[Items from a dataset]
▬▬▬▬▬▬▬▬▬▬

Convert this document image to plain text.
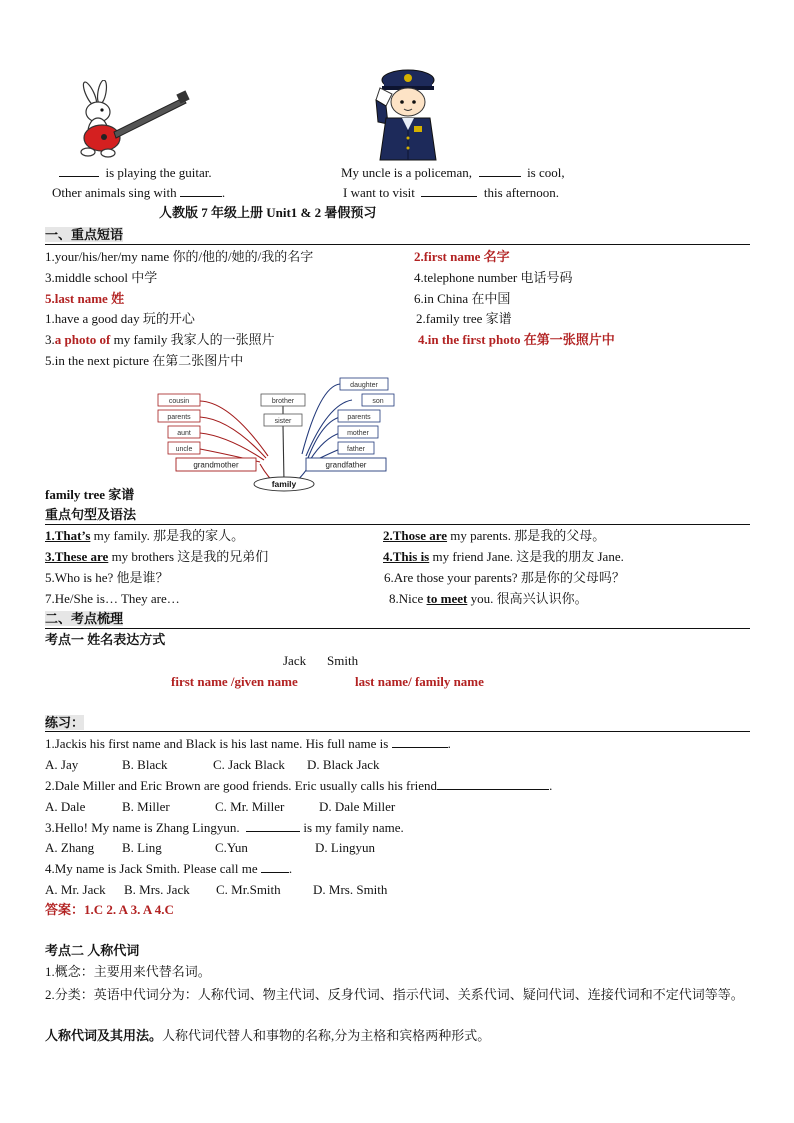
is playing the guitar.	My uncle is a policeman,	is cool,
Other animals sing with	.	I want to visit	this afternoon.
人教版 7 年级上册 Unit1 & 2 暑假预习
一、重点短语
1.your/his/her/my name 你的/他的/她的/我的名字	2.first name 名字
3.middle school 中学	4.telephone number 电话号码
5.last name 姓	6.in China 在中国
1.have a good day 玩的开心	2.family tree 家谱
3.a photo of my family 我家人的一张照片	4.in the first photo 在第一张照片中
5.in the next picture 在第二张图片中
cousin
parents
aunt
uncle
grandmother
brother
sister
daughter
son
parents
mother
father
grandfather
family
family tree 家谱
重点句型及语法
1.That’s my family. 那是我的家人。	2.Those are my parents. 那是我的父母。
3.These are my brothers 这是我的兄弟们	4.This is my friend Jane. 这是我的朋友 Jane.
5.Who is he? 他是谁？	6.Are those your parents? 那是你的父母吗？
7.He/She is… They are…	8.Nice to meet you. 很高兴认识你。
二、考点梳理
考点一 姓名表达方式
Jack Smith
first name /given name	last name/ family name
练习：
1.Jackis his first name and Black is his last name. His full name is	.
A. Jay	B. Black	C. Jack Black D. Black Jack
2.Dale Miller and Eric Brown are good friends. Eric usually calls his friend	.
A. Dale	B. Miller	C. Mr. Miller	D. Dale Miller
3.Hello! My name is Zhang Lingyun.	is my family name.
A. Zhang B. Ling	C.Yun	D. Lingyun
4.My name is Jack Smith. Please call me .
A. Mr. Jack B. Mrs. Jack C. Mr.Smith D. Mrs. Smith
答案：1.C 2. A 3. A 4.C
考点二 人称代词
1.概念：主要用来代替名词。
2.分类：英语中代词分为：人称代词、物主代词、反身代词、指示代词、关系代词、疑问代词、连接代词和不定代词等等。
人称代词及其用法。人称代词代替人和事物的名称,分为主格和宾格两种形式。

▬▬▬▬▬▬▬▬▬▬

* **EXERCISE**
Skip the pictures, then retype every line above exactly.

* **FINAL ANSWER**
Convert this document image to plain text.
is playing the guitar.	My uncle is a policeman,	is cool,
Other animals sing with	.	I want to visit	this afternoon.
人教版 7 年级上册 Unit1 & 2 暑假预习
一、重点短语
1.your/his/her/my name 你的/他的/她的/我的名字	2.first name 名字
3.middle school 中学	4.telephone number 电话号码
5.last name 姓	6.in China 在中国
1.have a good day 玩的开心	2.family tree 家谱
3.a photo of my family 我家人的一张照片	4.in the first photo 在第一张照片中
5.in the next picture 在第二张图片中
cousin
parents
aunt
uncle
grandmother
brother
sister
daughter
son
parents
mother
father
grandfather
family
family tree 家谱
重点句型及语法
1.That’s my family. 那是我的家人。	2.Those are my parents. 那是我的父母。
3.These are my brothers 这是我的兄弟们	4.This is my friend Jane. 这是我的朋友 Jane.
5.Who is he? 他是谁？	6.Are those your parents? 那是你的父母吗？
7.He/She is… They are…	8.Nice to meet you. 很高兴认识你。
二、考点梳理
考点一 姓名表达方式
Jack Smith
first name /given name	last name/ family name
练习：
1.Jackis his first name and Black is his last name. His full name is	.
A. Jay	B. Black	C. Jack Black D. Black Jack
2.Dale Miller and Eric Brown are good friends. Eric usually calls his friend	.
A. Dale	B. Miller	C. Mr. Miller	D. Dale Miller
3.Hello! My name is Zhang Lingyun.	is my family name.
A. Zhang B. Ling	C.Yun	D. Lingyun
4.My name is Jack Smith. Please call me .
A. Mr. Jack B. Mrs. Jack C. Mr.Smith D. Mrs. Smith
答案：1.C 2. A 3. A 4.C
考点二 人称代词
1.概念：主要用来代替名词。
2.分类：英语中代词分为：人称代词、物主代词、反身代词、指示代词、关系代词、疑问代词、连接代词和不定代词等等。
人称代词及其用法。人称代词代替人和事物的名称,分为主格和宾格两种形式。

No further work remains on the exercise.